Review the material and extract every line in which the word "ASSISTENZA" occurs.

● ● ● ● ●

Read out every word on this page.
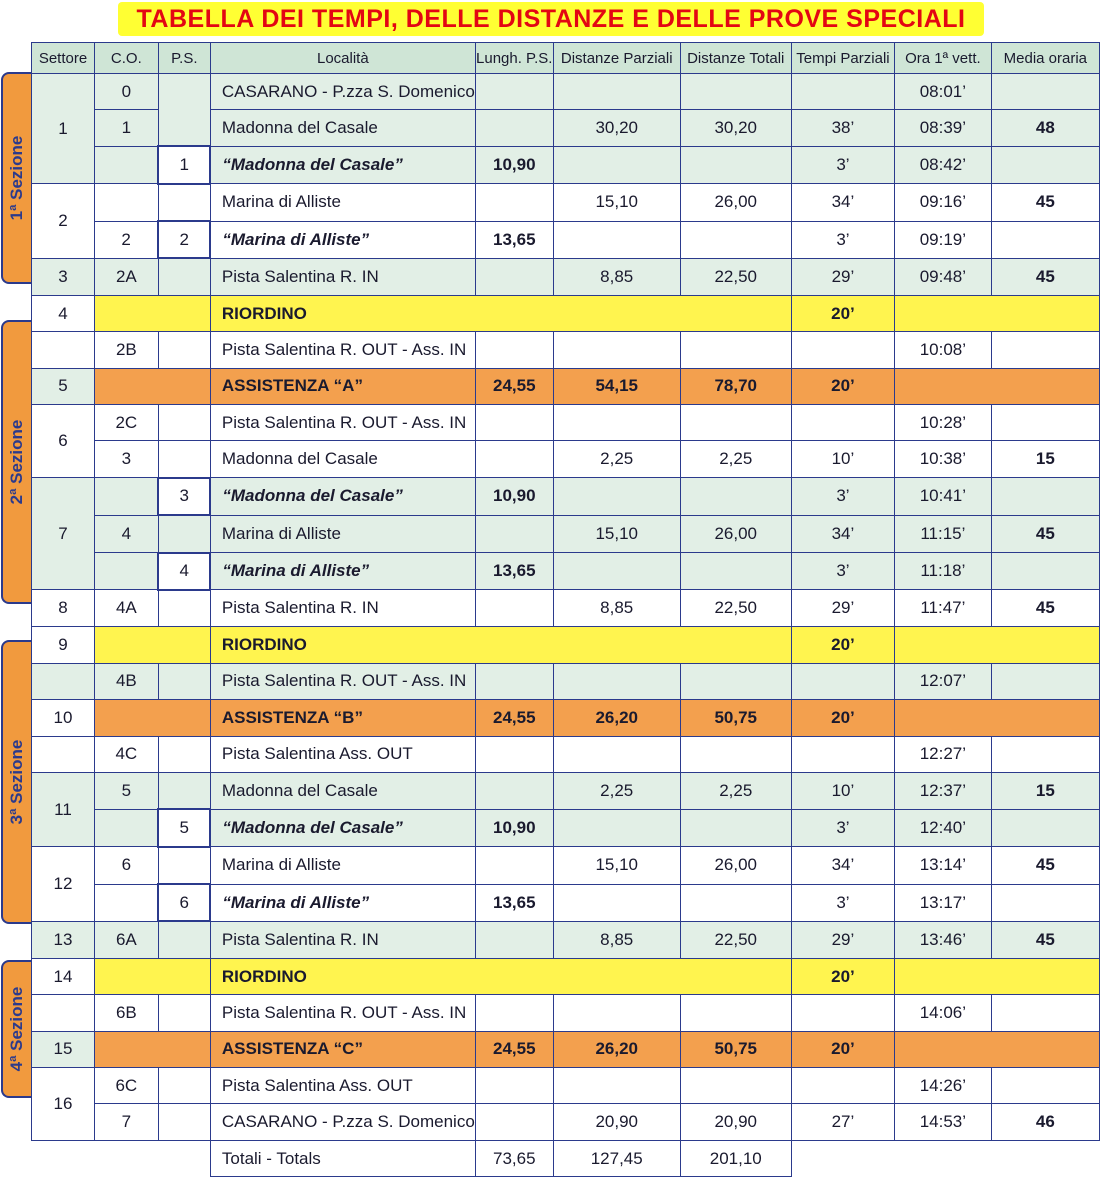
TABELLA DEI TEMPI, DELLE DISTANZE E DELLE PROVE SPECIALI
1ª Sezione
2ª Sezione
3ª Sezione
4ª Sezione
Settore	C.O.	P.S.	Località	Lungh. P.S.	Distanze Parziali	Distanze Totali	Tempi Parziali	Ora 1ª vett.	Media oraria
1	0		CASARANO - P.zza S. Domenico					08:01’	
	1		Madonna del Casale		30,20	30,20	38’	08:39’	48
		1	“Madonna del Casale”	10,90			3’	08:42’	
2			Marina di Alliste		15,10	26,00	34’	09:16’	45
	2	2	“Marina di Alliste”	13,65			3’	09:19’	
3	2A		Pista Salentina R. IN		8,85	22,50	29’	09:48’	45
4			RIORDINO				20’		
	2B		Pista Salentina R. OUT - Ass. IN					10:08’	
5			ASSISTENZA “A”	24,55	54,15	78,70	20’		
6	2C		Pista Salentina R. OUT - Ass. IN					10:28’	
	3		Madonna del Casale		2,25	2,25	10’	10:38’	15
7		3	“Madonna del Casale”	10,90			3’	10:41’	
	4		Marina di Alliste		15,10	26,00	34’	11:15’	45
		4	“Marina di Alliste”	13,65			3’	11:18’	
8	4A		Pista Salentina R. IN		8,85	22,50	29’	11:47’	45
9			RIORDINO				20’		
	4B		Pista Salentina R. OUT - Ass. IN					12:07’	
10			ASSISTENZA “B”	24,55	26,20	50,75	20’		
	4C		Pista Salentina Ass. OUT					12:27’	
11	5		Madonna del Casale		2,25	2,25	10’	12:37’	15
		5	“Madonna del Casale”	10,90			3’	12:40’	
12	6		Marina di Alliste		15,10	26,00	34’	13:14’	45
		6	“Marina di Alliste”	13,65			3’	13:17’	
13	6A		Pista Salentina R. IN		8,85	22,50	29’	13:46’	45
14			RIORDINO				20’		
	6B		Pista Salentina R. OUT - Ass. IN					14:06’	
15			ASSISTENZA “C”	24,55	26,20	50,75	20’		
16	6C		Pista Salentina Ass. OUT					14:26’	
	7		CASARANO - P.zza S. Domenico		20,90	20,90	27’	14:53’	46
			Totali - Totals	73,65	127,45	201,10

● ● ● ● ●

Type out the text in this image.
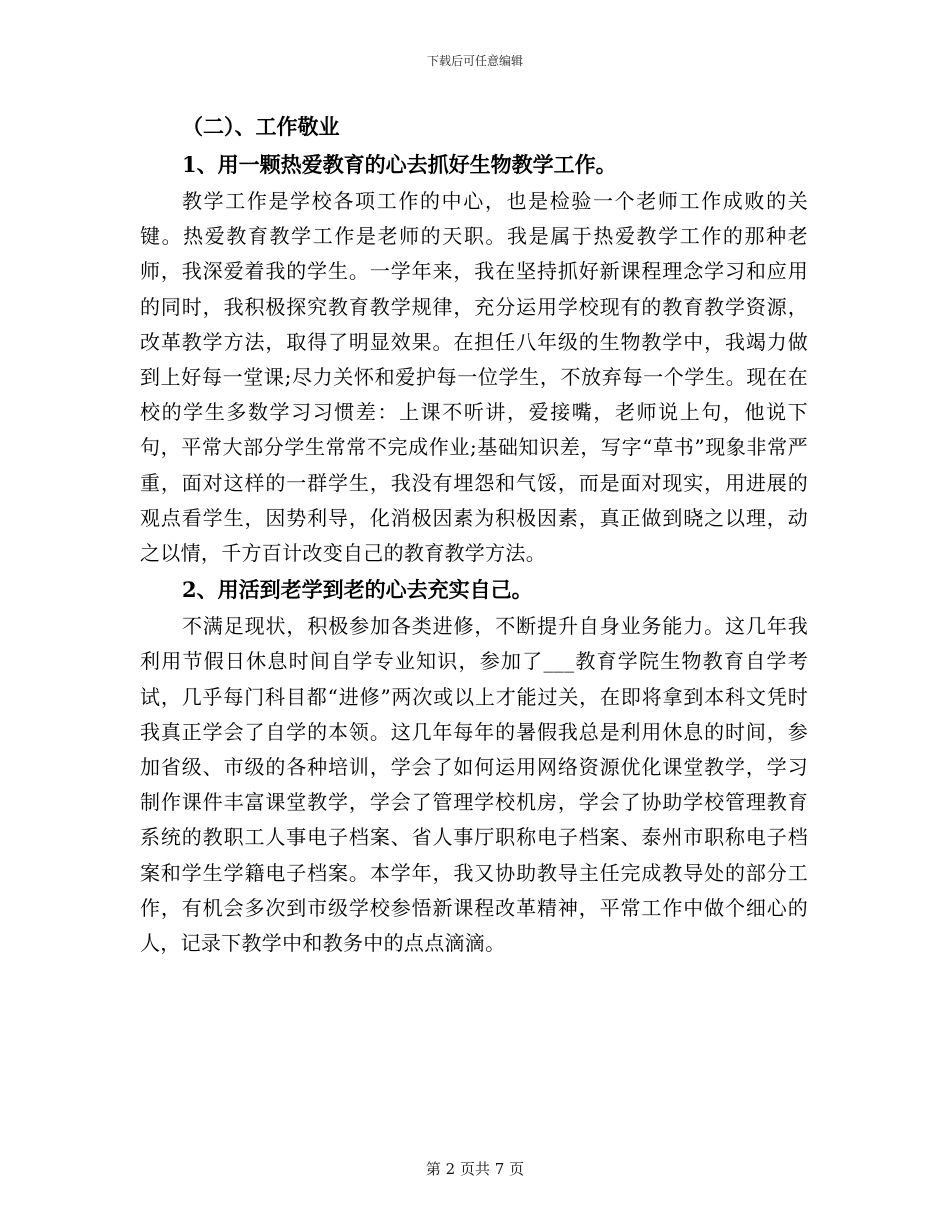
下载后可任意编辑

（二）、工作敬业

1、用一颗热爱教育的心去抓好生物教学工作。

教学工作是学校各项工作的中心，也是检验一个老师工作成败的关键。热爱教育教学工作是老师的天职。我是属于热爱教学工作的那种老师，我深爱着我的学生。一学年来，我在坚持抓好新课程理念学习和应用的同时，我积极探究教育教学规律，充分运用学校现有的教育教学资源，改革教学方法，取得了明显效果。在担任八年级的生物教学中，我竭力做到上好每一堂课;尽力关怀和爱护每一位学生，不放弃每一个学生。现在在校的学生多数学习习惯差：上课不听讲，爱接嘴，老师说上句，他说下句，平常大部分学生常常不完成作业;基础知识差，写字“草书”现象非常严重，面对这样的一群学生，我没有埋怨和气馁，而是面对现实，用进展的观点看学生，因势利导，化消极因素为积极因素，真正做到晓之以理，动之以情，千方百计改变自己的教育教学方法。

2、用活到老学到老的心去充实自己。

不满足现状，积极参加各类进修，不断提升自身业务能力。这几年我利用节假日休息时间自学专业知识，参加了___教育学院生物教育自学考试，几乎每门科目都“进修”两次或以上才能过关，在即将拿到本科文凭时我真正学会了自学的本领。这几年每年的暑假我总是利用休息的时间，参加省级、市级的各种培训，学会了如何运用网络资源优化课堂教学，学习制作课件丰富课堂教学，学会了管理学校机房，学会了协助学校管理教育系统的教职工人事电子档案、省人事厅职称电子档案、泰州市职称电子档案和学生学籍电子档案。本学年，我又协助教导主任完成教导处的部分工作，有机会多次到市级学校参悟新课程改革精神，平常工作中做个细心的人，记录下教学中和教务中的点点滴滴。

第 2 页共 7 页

● ● ● ● ●

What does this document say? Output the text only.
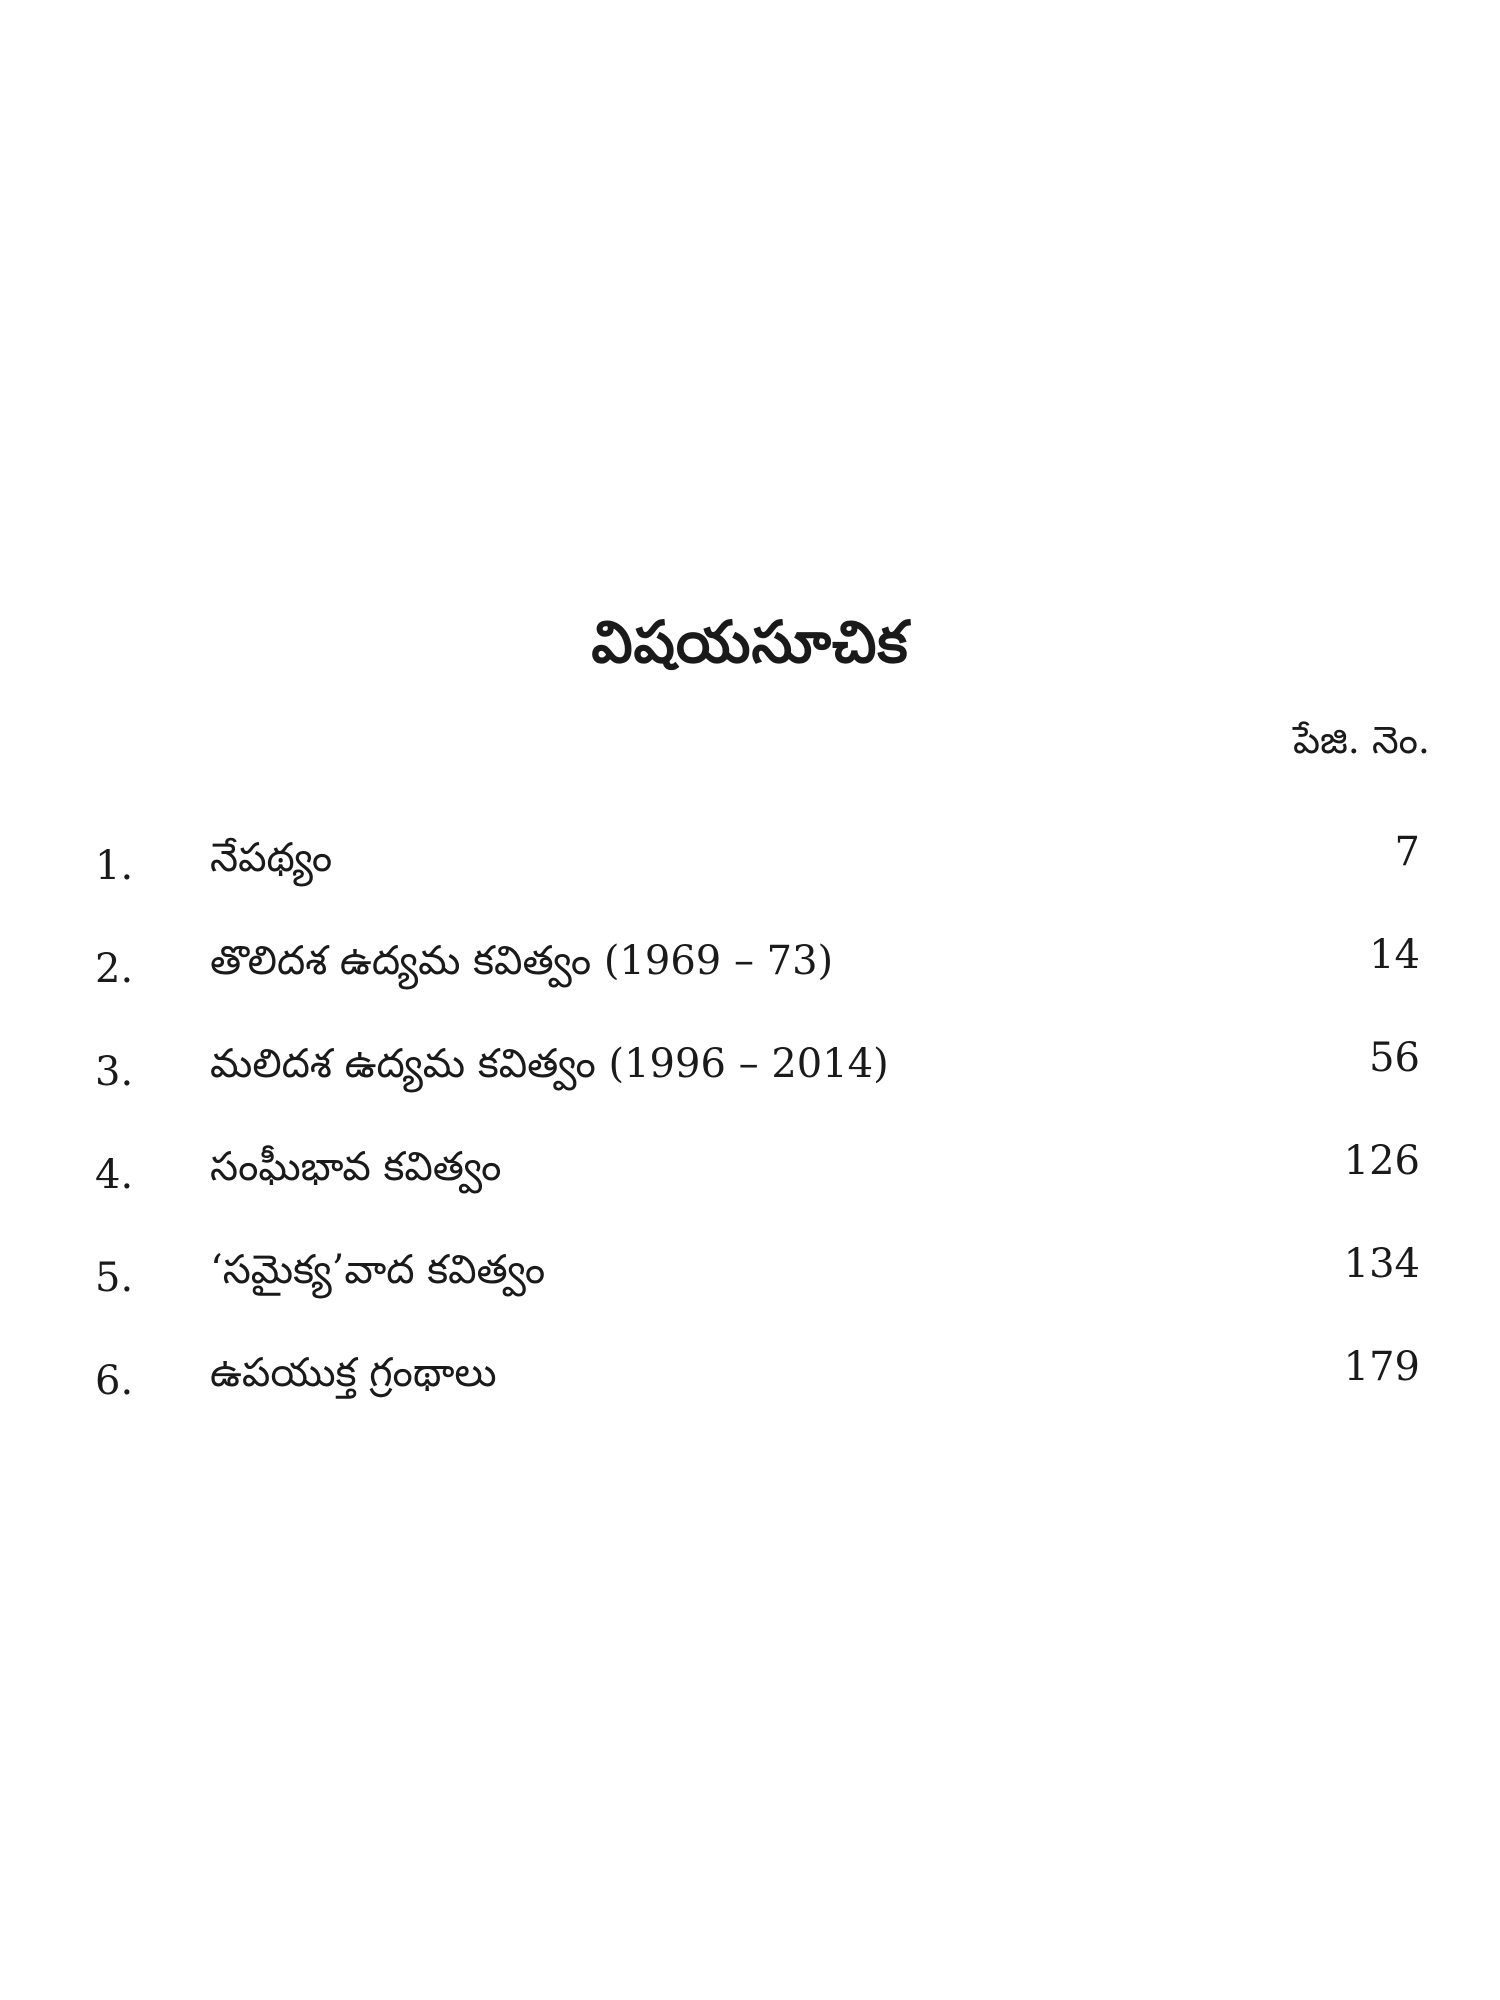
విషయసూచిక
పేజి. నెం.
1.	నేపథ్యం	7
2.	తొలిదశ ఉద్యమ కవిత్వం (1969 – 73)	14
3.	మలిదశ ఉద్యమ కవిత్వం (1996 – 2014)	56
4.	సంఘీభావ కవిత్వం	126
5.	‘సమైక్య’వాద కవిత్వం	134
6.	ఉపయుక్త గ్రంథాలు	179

● ● ● ● ●

• COMPLETE ANSWER:
5			ASSISTENZA “A”	24,55	54,15	78,70	20’		
10			ASSISTENZA “B”	24,55	26,20	50,75	20’		
15			ASSISTENZA “C”	24,55	26,20	50,75	20’		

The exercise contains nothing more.